▸ DIRECTION: Repeat the listing in full, exactly as it stands.

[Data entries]
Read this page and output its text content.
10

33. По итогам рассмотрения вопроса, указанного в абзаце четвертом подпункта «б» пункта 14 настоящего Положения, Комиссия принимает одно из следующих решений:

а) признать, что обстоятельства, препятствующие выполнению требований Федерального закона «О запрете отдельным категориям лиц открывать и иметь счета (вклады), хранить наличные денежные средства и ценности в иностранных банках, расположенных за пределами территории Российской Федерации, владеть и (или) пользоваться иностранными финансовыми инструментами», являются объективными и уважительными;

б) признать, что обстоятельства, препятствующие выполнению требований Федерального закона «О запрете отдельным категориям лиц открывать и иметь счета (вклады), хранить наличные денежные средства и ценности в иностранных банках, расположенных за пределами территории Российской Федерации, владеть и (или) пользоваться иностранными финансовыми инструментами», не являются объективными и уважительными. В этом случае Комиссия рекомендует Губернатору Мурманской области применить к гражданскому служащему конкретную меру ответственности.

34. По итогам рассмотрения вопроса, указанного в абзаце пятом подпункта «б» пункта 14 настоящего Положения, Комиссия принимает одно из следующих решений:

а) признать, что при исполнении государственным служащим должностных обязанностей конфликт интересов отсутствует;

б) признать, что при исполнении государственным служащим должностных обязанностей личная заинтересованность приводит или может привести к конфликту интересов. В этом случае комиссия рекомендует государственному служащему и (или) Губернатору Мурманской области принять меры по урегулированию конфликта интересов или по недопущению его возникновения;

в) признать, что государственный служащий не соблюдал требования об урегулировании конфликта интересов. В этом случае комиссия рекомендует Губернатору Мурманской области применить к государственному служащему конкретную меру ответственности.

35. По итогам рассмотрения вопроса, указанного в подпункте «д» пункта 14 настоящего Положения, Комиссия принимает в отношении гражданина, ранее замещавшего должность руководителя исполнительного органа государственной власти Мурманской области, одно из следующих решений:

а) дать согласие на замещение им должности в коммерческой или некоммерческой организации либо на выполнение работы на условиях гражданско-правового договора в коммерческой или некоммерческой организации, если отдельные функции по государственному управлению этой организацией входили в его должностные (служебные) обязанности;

▸ FINAL ANSWER:
Read this page and output its text content.
10

33. По итогам рассмотрения вопроса, указанного в абзаце четвертом подпункта «б» пункта 14 настоящего Положения, Комиссия принимает одно из следующих решений:

а) признать, что обстоятельства, препятствующие выполнению требований Федерального закона «О запрете отдельным категориям лиц открывать и иметь счета (вклады), хранить наличные денежные средства и ценности в иностранных банках, расположенных за пределами территории Российской Федерации, владеть и (или) пользоваться иностранными финансовыми инструментами», являются объективными и уважительными;

б) признать, что обстоятельства, препятствующие выполнению требований Федерального закона «О запрете отдельным категориям лиц открывать и иметь счета (вклады), хранить наличные денежные средства и ценности в иностранных банках, расположенных за пределами территории Российской Федерации, владеть и (или) пользоваться иностранными финансовыми инструментами», не являются объективными и уважительными. В этом случае Комиссия рекомендует Губернатору Мурманской области применить к гражданскому служащему конкретную меру ответственности.

34. По итогам рассмотрения вопроса, указанного в абзаце пятом подпункта «б» пункта 14 настоящего Положения, Комиссия принимает одно из следующих решений:

а) признать, что при исполнении государственным служащим должностных обязанностей конфликт интересов отсутствует;

б) признать, что при исполнении государственным служащим должностных обязанностей личная заинтересованность приводит или может привести к конфликту интересов. В этом случае комиссия рекомендует государственному служащему и (или) Губернатору Мурманской области принять меры по урегулированию конфликта интересов или по недопущению его возникновения;

в) признать, что государственный служащий не соблюдал требования об урегулировании конфликта интересов. В этом случае комиссия рекомендует Губернатору Мурманской области применить к государственному служащему конкретную меру ответственности.

35. По итогам рассмотрения вопроса, указанного в подпункте «д» пункта 14 настоящего Положения, Комиссия принимает в отношении гражданина, ранее замещавшего должность руководителя исполнительного органа государственной власти Мурманской области, одно из следующих решений:

а) дать согласие на замещение им должности в коммерческой или некоммерческой организации либо на выполнение работы на условиях гражданско-правового договора в коммерческой или некоммерческой организации, если отдельные функции по государственному управлению этой организацией входили в его должностные (служебные) обязанности;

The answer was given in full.